**Data section:**
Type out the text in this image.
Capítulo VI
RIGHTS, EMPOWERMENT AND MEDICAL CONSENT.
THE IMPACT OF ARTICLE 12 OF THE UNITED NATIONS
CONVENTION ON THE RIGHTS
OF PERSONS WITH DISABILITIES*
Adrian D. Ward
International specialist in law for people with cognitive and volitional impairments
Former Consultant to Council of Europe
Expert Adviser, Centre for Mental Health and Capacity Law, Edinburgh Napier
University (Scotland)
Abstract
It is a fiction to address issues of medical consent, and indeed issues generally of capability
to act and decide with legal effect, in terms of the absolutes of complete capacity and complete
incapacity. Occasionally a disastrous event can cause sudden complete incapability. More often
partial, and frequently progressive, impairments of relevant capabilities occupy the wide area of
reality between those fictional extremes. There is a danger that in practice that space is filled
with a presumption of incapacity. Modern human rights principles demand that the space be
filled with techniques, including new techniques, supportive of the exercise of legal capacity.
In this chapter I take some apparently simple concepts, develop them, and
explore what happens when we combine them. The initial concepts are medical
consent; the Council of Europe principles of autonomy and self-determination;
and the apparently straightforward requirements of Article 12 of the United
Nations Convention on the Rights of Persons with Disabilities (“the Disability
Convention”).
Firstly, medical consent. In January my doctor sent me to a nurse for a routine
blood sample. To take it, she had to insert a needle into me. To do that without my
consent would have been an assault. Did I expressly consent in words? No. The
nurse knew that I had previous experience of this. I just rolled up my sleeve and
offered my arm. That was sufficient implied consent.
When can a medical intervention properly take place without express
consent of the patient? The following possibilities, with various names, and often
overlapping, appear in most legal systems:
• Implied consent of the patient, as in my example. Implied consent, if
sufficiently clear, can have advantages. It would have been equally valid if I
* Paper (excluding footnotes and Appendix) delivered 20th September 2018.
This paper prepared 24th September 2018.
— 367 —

**What the exercise asks:** Your task is to extract all of the records exactly.

**Finished answer:**
Type out the text in this image.
Capítulo VI
RIGHTS, EMPOWERMENT AND MEDICAL CONSENT.
THE IMPACT OF ARTICLE 12 OF THE UNITED NATIONS
CONVENTION ON THE RIGHTS
OF PERSONS WITH DISABILITIES*
Adrian D. Ward
International specialist in law for people with cognitive and volitional impairments
Former Consultant to Council of Europe
Expert Adviser, Centre for Mental Health and Capacity Law, Edinburgh Napier
University (Scotland)
Abstract
It is a fiction to address issues of medical consent, and indeed issues generally of capability
to act and decide with legal effect, in terms of the absolutes of complete capacity and complete
incapacity. Occasionally a disastrous event can cause sudden complete incapability. More often
partial, and frequently progressive, impairments of relevant capabilities occupy the wide area of
reality between those fictional extremes. There is a danger that in practice that space is filled
with a presumption of incapacity. Modern human rights principles demand that the space be
filled with techniques, including new techniques, supportive of the exercise of legal capacity.
In this chapter I take some apparently simple concepts, develop them, and
explore what happens when we combine them. The initial concepts are medical
consent; the Council of Europe principles of autonomy and self-determination;
and the apparently straightforward requirements of Article 12 of the United
Nations Convention on the Rights of Persons with Disabilities (“the Disability
Convention”).
Firstly, medical consent. In January my doctor sent me to a nurse for a routine
blood sample. To take it, she had to insert a needle into me. To do that without my
consent would have been an assault. Did I expressly consent in words? No. The
nurse knew that I had previous experience of this. I just rolled up my sleeve and
offered my arm. That was sufficient implied consent.
When can a medical intervention properly take place without express
consent of the patient? The following possibilities, with various names, and often
overlapping, appear in most legal systems:
• Implied consent of the patient, as in my example. Implied consent, if
sufficiently clear, can have advantages. It would have been equally valid if I
* Paper (excluding footnotes and Appendix) delivered 20th September 2018.
This paper prepared 24th September 2018.
— 367 —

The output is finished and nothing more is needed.